Single out the lines of the material that contain "index" and copy them.

▶ **Dataset records**
▼

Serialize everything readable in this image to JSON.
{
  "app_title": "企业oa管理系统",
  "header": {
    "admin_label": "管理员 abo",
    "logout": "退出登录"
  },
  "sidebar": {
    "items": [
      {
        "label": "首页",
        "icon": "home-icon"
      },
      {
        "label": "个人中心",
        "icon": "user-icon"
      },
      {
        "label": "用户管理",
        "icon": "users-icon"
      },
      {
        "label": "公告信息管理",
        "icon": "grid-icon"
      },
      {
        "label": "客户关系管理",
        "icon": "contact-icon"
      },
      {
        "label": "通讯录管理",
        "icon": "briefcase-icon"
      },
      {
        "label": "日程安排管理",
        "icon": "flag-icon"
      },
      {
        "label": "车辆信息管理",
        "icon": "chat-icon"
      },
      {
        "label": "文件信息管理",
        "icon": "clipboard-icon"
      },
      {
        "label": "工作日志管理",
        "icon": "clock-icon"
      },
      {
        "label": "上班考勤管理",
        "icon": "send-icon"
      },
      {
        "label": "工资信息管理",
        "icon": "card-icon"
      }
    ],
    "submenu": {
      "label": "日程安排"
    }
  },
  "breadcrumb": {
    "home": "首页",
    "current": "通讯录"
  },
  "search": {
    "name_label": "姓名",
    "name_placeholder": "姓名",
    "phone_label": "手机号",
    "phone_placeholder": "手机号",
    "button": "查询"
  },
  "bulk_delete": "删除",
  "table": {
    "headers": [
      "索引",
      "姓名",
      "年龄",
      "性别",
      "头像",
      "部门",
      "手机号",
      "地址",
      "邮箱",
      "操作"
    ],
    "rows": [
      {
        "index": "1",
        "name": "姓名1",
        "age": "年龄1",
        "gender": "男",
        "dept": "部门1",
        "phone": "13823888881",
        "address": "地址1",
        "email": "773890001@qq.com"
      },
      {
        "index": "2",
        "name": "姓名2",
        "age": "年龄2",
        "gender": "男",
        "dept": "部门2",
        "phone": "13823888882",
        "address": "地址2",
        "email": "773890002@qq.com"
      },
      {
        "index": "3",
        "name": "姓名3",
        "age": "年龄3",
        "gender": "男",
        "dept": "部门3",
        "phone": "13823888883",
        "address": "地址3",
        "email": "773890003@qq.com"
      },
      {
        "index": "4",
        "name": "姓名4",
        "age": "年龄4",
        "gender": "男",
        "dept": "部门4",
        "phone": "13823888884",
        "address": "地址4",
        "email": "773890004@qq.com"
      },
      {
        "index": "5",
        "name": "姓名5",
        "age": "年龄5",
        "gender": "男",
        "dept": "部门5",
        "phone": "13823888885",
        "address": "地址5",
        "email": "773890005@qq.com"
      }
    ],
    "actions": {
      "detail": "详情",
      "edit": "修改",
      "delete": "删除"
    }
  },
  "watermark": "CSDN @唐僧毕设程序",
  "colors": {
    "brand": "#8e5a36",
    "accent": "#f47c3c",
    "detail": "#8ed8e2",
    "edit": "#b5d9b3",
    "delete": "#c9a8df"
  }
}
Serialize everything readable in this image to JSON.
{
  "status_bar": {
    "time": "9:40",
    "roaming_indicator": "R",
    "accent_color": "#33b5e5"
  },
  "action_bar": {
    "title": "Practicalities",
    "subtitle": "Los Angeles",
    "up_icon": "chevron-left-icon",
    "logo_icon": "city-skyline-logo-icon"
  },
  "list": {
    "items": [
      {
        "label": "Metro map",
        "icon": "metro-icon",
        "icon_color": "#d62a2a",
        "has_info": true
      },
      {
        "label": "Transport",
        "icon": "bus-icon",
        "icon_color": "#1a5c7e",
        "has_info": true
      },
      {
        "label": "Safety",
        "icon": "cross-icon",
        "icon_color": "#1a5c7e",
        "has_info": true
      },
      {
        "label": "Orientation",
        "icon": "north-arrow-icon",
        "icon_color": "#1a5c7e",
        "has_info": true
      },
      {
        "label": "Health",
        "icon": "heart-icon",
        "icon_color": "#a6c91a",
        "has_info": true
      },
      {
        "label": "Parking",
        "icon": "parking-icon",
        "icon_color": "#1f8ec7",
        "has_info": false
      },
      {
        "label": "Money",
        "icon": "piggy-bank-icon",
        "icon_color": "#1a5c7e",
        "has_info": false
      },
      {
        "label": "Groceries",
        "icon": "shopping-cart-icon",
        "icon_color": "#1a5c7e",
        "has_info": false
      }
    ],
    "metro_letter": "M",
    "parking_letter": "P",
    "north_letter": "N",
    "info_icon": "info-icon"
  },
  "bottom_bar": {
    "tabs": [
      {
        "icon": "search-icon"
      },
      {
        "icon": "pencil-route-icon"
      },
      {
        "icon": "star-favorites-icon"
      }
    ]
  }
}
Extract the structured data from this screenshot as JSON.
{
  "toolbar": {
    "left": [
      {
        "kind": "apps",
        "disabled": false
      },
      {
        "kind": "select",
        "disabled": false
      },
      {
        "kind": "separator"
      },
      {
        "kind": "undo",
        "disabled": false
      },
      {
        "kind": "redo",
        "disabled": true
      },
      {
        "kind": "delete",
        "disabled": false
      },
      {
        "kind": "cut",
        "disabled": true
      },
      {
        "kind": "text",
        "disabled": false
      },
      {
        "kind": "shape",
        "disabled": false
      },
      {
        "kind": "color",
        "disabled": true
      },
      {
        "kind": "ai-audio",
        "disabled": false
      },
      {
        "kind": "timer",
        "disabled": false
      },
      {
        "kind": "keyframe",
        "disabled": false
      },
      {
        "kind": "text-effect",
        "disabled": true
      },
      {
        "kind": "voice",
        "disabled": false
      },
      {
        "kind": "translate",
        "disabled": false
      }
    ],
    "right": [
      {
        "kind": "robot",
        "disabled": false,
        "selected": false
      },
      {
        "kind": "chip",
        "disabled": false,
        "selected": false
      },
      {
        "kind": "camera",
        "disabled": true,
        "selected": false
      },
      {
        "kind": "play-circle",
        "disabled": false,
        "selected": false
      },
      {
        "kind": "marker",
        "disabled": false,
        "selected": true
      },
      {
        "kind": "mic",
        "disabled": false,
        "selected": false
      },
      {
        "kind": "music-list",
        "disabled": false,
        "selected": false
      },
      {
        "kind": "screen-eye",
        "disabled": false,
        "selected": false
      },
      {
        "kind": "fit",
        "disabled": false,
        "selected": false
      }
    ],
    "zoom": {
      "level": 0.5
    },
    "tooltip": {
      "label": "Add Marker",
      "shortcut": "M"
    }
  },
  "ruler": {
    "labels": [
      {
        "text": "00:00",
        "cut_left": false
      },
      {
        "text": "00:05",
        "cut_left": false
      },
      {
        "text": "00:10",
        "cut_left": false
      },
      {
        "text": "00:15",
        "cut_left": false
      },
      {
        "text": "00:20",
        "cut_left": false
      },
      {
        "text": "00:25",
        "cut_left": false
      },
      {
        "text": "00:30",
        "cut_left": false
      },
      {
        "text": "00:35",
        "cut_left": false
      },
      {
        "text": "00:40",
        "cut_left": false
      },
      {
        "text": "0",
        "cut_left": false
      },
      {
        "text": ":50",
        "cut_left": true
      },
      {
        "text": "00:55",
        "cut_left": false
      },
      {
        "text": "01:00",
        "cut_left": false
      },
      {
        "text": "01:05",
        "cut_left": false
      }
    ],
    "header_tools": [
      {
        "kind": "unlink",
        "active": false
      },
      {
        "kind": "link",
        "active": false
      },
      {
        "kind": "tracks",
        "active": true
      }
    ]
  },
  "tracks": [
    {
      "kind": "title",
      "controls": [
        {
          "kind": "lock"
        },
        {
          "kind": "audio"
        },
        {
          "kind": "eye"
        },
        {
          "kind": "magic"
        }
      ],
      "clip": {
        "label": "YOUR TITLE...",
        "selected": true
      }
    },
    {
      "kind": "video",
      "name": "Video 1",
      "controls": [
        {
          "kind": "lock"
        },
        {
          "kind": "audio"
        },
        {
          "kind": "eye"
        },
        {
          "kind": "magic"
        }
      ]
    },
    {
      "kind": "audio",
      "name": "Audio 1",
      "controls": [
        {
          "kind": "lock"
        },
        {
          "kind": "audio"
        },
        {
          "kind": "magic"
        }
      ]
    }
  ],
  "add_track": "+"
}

▲

▶ **Response**
        "index": "1",
        "index": "2",
        "index": "3",
        "index": "4",
        "index": "5",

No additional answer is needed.